__Exercise requirements__
Each line containing the word "Datum" should be found and copied.

__The records__
§ §

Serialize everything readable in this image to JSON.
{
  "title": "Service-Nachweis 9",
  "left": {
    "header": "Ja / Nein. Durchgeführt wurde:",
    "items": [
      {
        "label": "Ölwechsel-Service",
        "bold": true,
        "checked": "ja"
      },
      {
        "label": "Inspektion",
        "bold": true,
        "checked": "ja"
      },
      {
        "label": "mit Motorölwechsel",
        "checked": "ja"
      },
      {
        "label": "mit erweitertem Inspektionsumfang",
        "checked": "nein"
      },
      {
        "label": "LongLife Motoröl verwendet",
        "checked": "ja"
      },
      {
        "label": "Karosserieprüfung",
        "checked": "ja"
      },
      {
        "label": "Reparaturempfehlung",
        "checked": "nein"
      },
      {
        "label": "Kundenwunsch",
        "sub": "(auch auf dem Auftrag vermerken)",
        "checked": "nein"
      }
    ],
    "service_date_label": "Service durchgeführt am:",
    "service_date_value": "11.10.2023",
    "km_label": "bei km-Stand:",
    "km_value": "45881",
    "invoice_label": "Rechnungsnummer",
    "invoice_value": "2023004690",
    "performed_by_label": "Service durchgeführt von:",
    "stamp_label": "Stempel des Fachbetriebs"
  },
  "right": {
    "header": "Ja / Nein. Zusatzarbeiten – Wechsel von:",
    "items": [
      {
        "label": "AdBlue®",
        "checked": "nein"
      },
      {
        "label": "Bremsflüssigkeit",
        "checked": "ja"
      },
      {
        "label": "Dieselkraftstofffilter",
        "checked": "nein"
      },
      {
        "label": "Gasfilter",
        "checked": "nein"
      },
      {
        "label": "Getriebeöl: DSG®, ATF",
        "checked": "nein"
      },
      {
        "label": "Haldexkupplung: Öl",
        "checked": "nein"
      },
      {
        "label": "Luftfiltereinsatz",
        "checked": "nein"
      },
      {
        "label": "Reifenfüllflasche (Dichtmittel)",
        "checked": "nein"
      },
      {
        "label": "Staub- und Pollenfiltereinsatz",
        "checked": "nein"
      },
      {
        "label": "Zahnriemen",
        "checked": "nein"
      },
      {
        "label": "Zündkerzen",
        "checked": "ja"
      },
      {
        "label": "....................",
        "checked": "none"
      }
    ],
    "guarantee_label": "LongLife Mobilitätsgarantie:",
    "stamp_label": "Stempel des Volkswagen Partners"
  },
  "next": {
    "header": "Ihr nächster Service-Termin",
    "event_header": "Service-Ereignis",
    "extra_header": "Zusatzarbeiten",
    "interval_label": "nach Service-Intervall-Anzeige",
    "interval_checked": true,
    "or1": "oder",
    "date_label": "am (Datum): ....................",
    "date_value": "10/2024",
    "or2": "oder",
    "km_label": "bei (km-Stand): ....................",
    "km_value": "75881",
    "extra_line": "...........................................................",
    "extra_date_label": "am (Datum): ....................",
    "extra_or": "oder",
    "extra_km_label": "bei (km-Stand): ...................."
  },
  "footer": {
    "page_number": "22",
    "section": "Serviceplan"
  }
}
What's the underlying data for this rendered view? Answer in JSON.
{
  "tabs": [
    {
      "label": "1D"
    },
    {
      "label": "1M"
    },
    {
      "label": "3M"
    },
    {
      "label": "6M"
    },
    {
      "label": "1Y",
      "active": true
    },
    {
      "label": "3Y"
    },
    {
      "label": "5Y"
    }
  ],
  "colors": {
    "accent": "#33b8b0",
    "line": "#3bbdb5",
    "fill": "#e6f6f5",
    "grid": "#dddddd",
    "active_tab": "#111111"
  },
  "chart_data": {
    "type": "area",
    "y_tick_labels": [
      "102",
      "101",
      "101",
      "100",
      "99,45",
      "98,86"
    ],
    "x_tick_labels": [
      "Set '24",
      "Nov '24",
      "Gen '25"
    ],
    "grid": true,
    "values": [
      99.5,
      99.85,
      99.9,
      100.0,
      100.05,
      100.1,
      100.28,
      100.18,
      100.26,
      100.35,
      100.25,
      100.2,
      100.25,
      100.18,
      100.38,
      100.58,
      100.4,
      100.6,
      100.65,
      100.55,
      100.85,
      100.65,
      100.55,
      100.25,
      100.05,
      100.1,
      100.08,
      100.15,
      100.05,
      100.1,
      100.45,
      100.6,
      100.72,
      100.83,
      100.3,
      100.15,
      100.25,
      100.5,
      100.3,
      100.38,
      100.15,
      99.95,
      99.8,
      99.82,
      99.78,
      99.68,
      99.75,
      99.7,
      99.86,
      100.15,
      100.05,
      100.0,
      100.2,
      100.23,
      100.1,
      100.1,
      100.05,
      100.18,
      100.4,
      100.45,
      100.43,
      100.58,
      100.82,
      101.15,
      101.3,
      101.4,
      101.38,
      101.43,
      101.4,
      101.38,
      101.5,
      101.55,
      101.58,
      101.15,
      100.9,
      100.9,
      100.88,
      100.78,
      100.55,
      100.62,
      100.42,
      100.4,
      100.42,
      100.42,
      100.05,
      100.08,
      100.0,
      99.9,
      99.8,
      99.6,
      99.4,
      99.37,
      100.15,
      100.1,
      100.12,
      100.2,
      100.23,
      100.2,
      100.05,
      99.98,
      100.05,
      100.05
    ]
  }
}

§ §

__In response__
    "date_label": "am (Datum): ....................",
    "extra_date_label": "am (Datum): ....................",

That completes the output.